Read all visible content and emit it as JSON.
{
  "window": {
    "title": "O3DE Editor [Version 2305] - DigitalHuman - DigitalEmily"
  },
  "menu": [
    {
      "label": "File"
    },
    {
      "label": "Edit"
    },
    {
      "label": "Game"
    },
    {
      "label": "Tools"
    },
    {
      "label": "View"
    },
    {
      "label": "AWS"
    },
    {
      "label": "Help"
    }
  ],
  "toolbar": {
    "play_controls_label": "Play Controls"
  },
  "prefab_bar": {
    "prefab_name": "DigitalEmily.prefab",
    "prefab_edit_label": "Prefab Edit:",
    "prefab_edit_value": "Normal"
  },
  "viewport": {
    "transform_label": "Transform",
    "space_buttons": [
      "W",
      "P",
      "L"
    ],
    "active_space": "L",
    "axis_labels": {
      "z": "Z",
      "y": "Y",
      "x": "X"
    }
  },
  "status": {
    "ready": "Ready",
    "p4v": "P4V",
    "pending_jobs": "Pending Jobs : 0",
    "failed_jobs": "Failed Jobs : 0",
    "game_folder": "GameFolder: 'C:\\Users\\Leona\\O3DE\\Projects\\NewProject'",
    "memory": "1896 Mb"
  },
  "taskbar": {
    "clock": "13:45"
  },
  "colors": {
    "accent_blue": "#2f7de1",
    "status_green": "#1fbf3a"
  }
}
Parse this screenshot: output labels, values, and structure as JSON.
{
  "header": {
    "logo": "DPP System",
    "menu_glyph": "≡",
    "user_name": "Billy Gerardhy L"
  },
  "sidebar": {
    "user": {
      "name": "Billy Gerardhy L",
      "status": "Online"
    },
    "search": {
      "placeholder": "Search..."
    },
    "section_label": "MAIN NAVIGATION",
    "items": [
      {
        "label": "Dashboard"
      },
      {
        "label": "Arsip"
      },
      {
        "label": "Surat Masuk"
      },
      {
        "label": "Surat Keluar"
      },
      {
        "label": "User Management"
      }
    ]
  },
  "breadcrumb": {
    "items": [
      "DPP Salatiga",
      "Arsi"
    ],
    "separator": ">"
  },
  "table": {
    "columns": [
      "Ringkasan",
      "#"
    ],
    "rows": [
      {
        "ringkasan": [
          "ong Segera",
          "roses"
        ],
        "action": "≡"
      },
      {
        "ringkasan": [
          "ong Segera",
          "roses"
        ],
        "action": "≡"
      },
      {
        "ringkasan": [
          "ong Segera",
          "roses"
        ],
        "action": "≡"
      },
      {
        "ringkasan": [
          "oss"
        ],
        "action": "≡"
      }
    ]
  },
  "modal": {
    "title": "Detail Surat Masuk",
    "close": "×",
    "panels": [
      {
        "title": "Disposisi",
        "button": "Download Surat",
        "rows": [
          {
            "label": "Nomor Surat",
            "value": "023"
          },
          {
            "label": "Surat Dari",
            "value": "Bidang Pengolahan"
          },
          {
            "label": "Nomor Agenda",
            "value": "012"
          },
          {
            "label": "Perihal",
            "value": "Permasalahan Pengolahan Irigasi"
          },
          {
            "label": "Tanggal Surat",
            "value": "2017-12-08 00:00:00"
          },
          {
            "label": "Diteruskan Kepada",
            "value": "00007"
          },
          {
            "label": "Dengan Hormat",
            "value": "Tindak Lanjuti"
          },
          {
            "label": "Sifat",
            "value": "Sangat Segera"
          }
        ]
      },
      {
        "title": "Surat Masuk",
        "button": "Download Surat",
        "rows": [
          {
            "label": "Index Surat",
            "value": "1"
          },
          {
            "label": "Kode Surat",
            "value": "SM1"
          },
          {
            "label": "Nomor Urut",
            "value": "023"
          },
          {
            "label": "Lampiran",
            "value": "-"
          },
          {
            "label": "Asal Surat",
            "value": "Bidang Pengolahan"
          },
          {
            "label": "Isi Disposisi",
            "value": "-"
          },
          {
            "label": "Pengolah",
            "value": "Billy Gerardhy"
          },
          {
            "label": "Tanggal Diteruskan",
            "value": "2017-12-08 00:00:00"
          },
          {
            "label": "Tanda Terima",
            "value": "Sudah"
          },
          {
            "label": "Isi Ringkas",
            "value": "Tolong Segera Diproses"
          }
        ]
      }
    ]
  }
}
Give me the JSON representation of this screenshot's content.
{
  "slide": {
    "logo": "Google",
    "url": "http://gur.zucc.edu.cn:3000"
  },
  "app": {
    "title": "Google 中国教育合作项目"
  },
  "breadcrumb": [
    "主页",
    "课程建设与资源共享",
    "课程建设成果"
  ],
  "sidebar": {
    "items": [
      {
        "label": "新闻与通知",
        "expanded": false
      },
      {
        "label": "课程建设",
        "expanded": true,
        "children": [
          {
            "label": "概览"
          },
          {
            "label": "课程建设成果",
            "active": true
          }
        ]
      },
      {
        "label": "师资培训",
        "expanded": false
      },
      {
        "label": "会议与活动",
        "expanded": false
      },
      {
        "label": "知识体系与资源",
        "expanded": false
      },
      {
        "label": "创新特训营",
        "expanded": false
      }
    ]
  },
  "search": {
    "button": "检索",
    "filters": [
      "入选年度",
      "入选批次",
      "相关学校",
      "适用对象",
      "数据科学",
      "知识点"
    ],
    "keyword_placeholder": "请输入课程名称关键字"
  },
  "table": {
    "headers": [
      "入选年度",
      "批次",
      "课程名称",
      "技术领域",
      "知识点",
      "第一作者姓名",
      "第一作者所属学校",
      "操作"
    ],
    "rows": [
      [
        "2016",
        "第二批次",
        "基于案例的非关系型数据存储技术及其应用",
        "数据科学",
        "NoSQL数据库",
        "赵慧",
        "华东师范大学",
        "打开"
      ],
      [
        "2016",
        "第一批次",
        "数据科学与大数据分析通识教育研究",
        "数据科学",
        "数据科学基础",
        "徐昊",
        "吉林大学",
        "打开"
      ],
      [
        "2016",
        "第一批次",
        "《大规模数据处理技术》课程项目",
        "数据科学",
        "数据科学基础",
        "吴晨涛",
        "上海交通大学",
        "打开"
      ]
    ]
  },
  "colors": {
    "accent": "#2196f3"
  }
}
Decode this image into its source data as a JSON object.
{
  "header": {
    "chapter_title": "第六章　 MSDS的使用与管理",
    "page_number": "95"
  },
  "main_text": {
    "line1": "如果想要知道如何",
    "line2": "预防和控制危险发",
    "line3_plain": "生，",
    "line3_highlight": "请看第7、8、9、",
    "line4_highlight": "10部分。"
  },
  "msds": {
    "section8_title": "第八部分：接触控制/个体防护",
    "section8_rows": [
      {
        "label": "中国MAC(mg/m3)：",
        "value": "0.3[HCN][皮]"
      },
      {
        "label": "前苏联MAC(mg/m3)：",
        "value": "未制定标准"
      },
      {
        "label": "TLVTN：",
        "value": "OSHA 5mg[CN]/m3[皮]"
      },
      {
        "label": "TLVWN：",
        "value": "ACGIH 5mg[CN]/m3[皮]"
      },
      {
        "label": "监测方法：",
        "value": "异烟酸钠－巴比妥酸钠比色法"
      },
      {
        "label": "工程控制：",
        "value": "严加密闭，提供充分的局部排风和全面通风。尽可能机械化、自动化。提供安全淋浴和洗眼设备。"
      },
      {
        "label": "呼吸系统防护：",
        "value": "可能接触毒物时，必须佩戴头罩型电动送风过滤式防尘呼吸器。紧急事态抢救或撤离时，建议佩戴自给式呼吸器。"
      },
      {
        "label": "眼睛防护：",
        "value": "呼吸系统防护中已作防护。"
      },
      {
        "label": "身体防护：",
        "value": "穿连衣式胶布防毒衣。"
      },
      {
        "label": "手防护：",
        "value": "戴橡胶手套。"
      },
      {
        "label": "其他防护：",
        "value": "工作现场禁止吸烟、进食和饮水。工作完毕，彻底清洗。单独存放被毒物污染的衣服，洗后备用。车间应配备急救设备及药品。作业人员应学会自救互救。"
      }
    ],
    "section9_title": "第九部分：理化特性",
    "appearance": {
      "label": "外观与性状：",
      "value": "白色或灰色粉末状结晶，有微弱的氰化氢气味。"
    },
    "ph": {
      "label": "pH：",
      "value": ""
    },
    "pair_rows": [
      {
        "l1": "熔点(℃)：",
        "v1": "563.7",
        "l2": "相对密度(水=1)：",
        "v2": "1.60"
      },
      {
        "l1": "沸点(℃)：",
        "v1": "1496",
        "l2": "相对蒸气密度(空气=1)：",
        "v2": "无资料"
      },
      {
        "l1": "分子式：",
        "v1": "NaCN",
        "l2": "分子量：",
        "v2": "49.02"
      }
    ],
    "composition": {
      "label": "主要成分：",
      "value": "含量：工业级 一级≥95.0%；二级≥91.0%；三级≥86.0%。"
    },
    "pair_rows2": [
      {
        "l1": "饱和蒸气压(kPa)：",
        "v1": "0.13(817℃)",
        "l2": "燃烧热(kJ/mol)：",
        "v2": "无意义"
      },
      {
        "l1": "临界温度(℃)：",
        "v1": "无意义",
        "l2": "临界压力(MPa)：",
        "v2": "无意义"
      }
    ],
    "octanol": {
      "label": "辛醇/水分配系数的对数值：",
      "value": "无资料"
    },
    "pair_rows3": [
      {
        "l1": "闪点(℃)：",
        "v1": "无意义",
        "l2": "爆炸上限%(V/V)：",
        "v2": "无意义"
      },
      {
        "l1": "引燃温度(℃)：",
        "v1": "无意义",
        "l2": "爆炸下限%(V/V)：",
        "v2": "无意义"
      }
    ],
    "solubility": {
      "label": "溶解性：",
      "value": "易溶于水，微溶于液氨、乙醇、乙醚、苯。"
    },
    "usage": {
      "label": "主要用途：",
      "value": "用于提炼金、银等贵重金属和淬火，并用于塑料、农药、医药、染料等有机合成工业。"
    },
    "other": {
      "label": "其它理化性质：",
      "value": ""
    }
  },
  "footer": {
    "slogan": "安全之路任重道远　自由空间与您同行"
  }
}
——————————
TASK DETAILS
From the listing above, collect each line in which the string "content" appears.

EXERCISE OUTPUT
Read all visible content and emit it as JSON.
Give me the JSON representation of this screenshot's content.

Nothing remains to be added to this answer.